━━ Material supplied

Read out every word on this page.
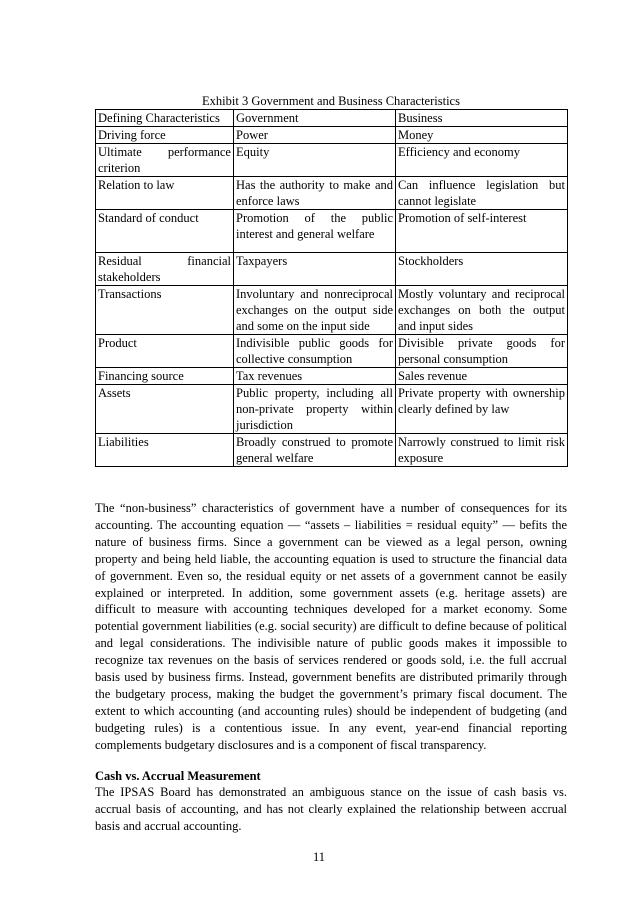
Exhibit 3 Government and Business Characteristics
Defining Characteristics	Government	Business
Driving force	Power	Money
Ultimate performance criterion	Equity	Efficiency and economy
Relation to law	Has the authority to make and enforce laws	Can influence legislation but cannot legislate
Standard of conduct	Promotion of the public interest and general welfare	Promotion of self-interest
Residual financial stakeholders	Taxpayers	Stockholders
Transactions	Involuntary and nonreciprocal exchanges on the output side and some on the input side	Mostly voluntary and reciprocal exchanges on both the output and input sides
Product	Indivisible public goods for collective consumption	Divisible private goods for personal consumption
Financing source	Tax revenues	Sales revenue
Assets	Public property, including all non-private property within jurisdiction	Private property with ownership clearly defined by law
Liabilities	Broadly construed to promote general welfare	Narrowly construed to limit risk exposure

The “non-business” characteristics of government have a number of consequences for its accounting. The accounting equation — “assets – liabilities = residual equity” — befits the nature of business firms. Since a government can be viewed as a legal person, owning property and being held liable, the accounting equation is used to structure the financial data of government. Even so, the residual equity or net assets of a government cannot be easily explained or interpreted. In addition, some government assets (e.g. heritage assets) are difficult to measure with accounting techniques developed for a market economy. Some potential government liabilities (e.g. social security) are difficult to define because of political and legal considerations. The indivisible nature of public goods makes it impossible to recognize tax revenues on the basis of services rendered or goods sold, i.e. the full accrual basis used by business firms. Instead, government benefits are distributed primarily through the budgetary process, making the budget the government’s primary fiscal document. The extent to which accounting (and accounting rules) should be independent of budgeting (and budgeting rules) is a contentious issue. In any event, year-end financial reporting complements budgetary disclosures and is a component of fiscal transparency.

Cash vs. Accrual Measurement

The IPSAS Board has demonstrated an ambiguous stance on the issue of cash basis vs. accrual basis of accounting, and has not clearly explained the relationship between accrual basis and accrual accounting.

11
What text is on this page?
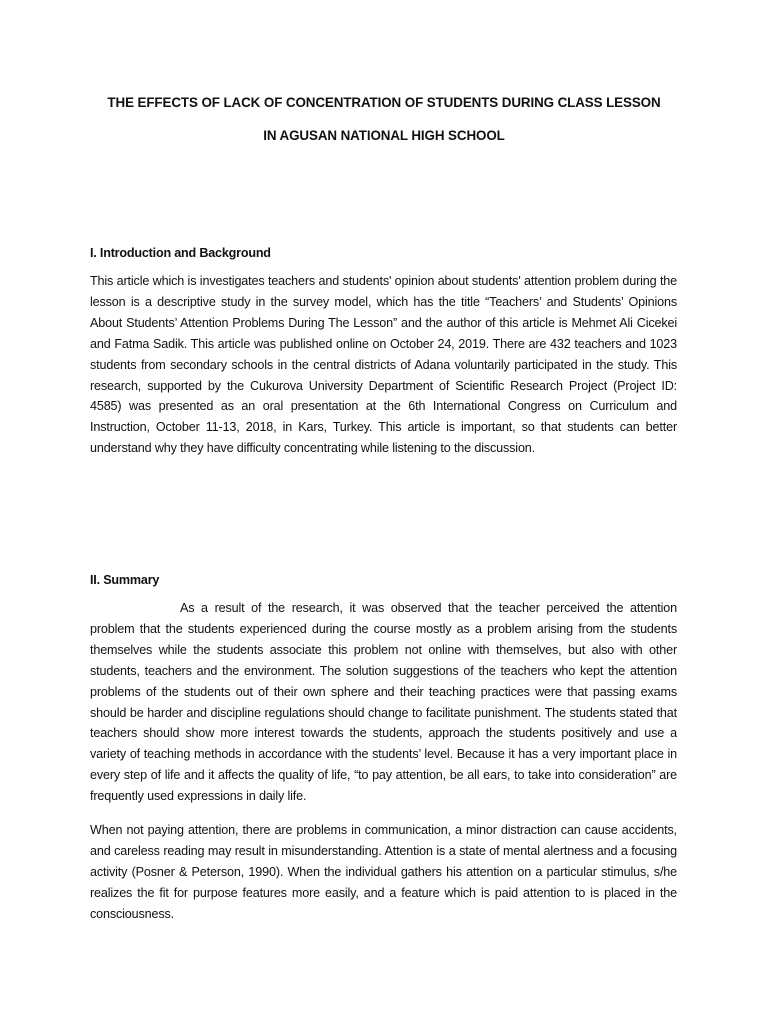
THE EFFECTS OF LACK OF CONCENTRATION OF STUDENTS DURING CLASS LESSON
IN AGUSAN NATIONAL HIGH SCHOOL
I. Introduction and Background

This article which is investigates teachers and students' opinion about students' attention problem during the lesson is a descriptive study in the survey model, which has the title “Teachers’ and Students’ Opinions About Students’ Attention Problems During The Lesson” and the author of this article is Mehmet Ali Cicekei and Fatma Sadik. This article was published online on October 24, 2019. There are 432 teachers and 1023 students from secondary schools in the central districts of Adana voluntarily participated in the study. This research, supported by the Cukurova University Department of Scientific Research Project (Project ID: 4585) was presented as an oral presentation at the 6th International Congress on Curriculum and Instruction, October 11-13, 2018, in Kars, Turkey. This article is important, so that students can better understand why they have difficulty concentrating while listening to the discussion.

II. Summary

As a result of the research, it was observed that the teacher perceived the attention problem that the students experienced during the course mostly as a problem arising from the students themselves while the students associate this problem not online with themselves, but also with other students, teachers and the environment. The solution suggestions of the teachers who kept the attention problems of the students out of their own sphere and their teaching practices were that passing exams should be harder and discipline regulations should change to facilitate punishment. The students stated that teachers should show more interest towards the students, approach the students positively and use a variety of teaching methods in accordance with the students’ level. Because it has a very important place in every step of life and it affects the quality of life, “to pay attention, be all ears, to take into consideration” are frequently used expressions in daily life.

When not paying attention, there are problems in communication, a minor distraction can cause accidents, and careless reading may result in misunderstanding. Attention is a state of mental alertness and a focusing activity (Posner & Peterson, 1990). When the individual gathers his attention on a particular stimulus, s/he realizes the fit for purpose features more easily, and a feature which is paid attention to is placed in the consciousness.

━━━━

Repeat the material exactly as it reads, without any of its pictures.

● Expected answer
Read out every word on this page.
Exhibit 3 Government and Business Characteristics
Defining Characteristics	Government	Business
Driving force	Power	Money
Ultimate performance criterion	Equity	Efficiency and economy
Relation to law	Has the authority to make and enforce laws	Can influence legislation but cannot legislate
Standard of conduct	Promotion of the public interest and general welfare	Promotion of self-interest
Residual financial stakeholders	Taxpayers	Stockholders
Transactions	Involuntary and nonreciprocal exchanges on the output side and some on the input side	Mostly voluntary and reciprocal exchanges on both the output and input sides
Product	Indivisible public goods for collective consumption	Divisible private goods for personal consumption
Financing source	Tax revenues	Sales revenue
Assets	Public property, including all non-private property within jurisdiction	Private property with ownership clearly defined by law
Liabilities	Broadly construed to promote general welfare	Narrowly construed to limit risk exposure

The “non-business” characteristics of government have a number of consequences for its accounting. The accounting equation — “assets – liabilities = residual equity” — befits the nature of business firms. Since a government can be viewed as a legal person, owning property and being held liable, the accounting equation is used to structure the financial data of government. Even so, the residual equity or net assets of a government cannot be easily explained or interpreted. In addition, some government assets (e.g. heritage assets) are difficult to measure with accounting techniques developed for a market economy. Some potential government liabilities (e.g. social security) are difficult to define because of political and legal considerations. The indivisible nature of public goods makes it impossible to recognize tax revenues on the basis of services rendered or goods sold, i.e. the full accrual basis used by business firms. Instead, government benefits are distributed primarily through the budgetary process, making the budget the government’s primary fiscal document. The extent to which accounting (and accounting rules) should be independent of budgeting (and budgeting rules) is a contentious issue. In any event, year-end financial reporting complements budgetary disclosures and is a component of fiscal transparency.

Cash vs. Accrual Measurement

The IPSAS Board has demonstrated an ambiguous stance on the issue of cash basis vs. accrual basis of accounting, and has not clearly explained the relationship between accrual basis and accrual accounting.

11
What text is on this page?
THE EFFECTS OF LACK OF CONCENTRATION OF STUDENTS DURING CLASS LESSON
IN AGUSAN NATIONAL HIGH SCHOOL
I. Introduction and Background

This article which is investigates teachers and students' opinion about students' attention problem during the lesson is a descriptive study in the survey model, which has the title “Teachers’ and Students’ Opinions About Students’ Attention Problems During The Lesson” and the author of this article is Mehmet Ali Cicekei and Fatma Sadik. This article was published online on October 24, 2019. There are 432 teachers and 1023 students from secondary schools in the central districts of Adana voluntarily participated in the study. This research, supported by the Cukurova University Department of Scientific Research Project (Project ID: 4585) was presented as an oral presentation at the 6th International Congress on Curriculum and Instruction, October 11-13, 2018, in Kars, Turkey. This article is important, so that students can better understand why they have difficulty concentrating while listening to the discussion.

II. Summary

As a result of the research, it was observed that the teacher perceived the attention problem that the students experienced during the course mostly as a problem arising from the students themselves while the students associate this problem not online with themselves, but also with other students, teachers and the environment. The solution suggestions of the teachers who kept the attention problems of the students out of their own sphere and their teaching practices were that passing exams should be harder and discipline regulations should change to facilitate punishment. The students stated that teachers should show more interest towards the students, approach the students positively and use a variety of teaching methods in accordance with the students’ level. Because it has a very important place in every step of life and it affects the quality of life, “to pay attention, be all ears, to take into consideration” are frequently used expressions in daily life.

When not paying attention, there are problems in communication, a minor distraction can cause accidents, and careless reading may result in misunderstanding. Attention is a state of mental alertness and a focusing activity (Posner & Peterson, 1990). When the individual gathers his attention on a particular stimulus, s/he realizes the fit for purpose features more easily, and a feature which is paid attention to is placed in the consciousness.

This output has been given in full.